== TO BE DONE ==
All of the data should be repeated exactly; pictures are not part of the copy.

——

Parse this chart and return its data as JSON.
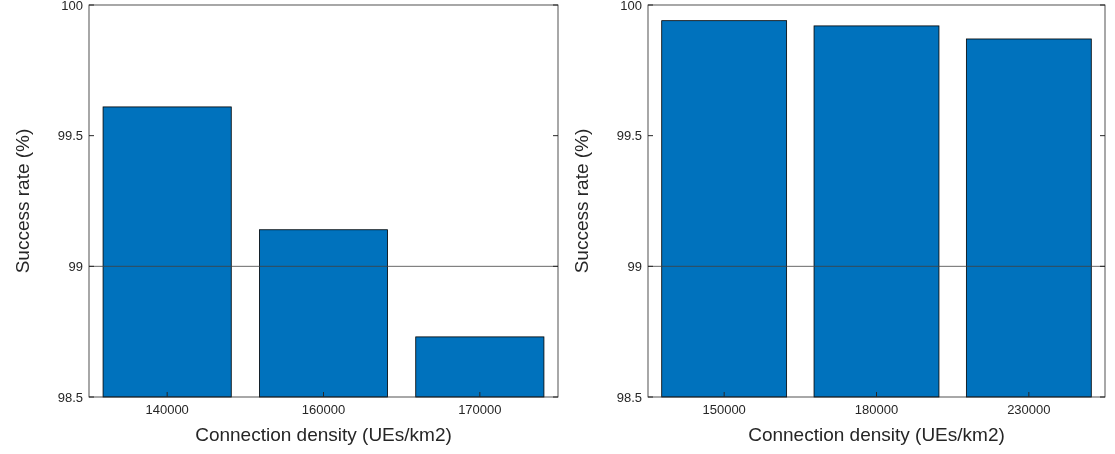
{
  "chart_data": [
    {
      "type": "bar",
      "categories": [
        "140000",
        "160000",
        "170000"
      ],
      "values": [
        99.61,
        99.14,
        98.73
      ],
      "color": "#0072bd",
      "ylim": [
        98.5,
        100
      ],
      "yticks": [
        98.5,
        99,
        99.5,
        100
      ],
      "xlabel": "Connection density (UEs/km2)",
      "ylabel": "Success rate (%)",
      "ref_lines": [
        {
          "axis": "y",
          "value": 99,
          "color": "#404040"
        }
      ]
    },
    {
      "type": "bar",
      "categories": [
        "150000",
        "180000",
        "230000"
      ],
      "values": [
        99.94,
        99.92,
        99.87
      ],
      "color": "#0072bd",
      "ylim": [
        98.5,
        100
      ],
      "yticks": [
        98.5,
        99,
        99.5,
        100
      ],
      "xlabel": "Connection density (UEs/km2)",
      "ylabel": "Success rate (%)",
      "ref_lines": [
        {
          "axis": "y",
          "value": 99,
          "color": "#404040"
        }
      ]
    }
  ]
}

——

== RESULT ==
Parse this chart and return its data as JSON.
{
  "chart_data": [
    {
      "type": "bar",
      "categories": [
        "140000",
        "160000",
        "170000"
      ],
      "values": [
        99.61,
        99.14,
        98.73
      ],
      "color": "#0072bd",
      "ylim": [
        98.5,
        100
      ],
      "yticks": [
        98.5,
        99,
        99.5,
        100
      ],
      "xlabel": "Connection density (UEs/km2)",
      "ylabel": "Success rate (%)",
      "ref_lines": [
        {
          "axis": "y",
          "value": 99,
          "color": "#404040"
        }
      ]
    },
    {
      "type": "bar",
      "categories": [
        "150000",
        "180000",
        "230000"
      ],
      "values": [
        99.94,
        99.92,
        99.87
      ],
      "color": "#0072bd",
      "ylim": [
        98.5,
        100
      ],
      "yticks": [
        98.5,
        99,
        99.5,
        100
      ],
      "xlabel": "Connection density (UEs/km2)",
      "ylabel": "Success rate (%)",
      "ref_lines": [
        {
          "axis": "y",
          "value": 99,
          "color": "#404040"
        }
      ]
    }
  ]
}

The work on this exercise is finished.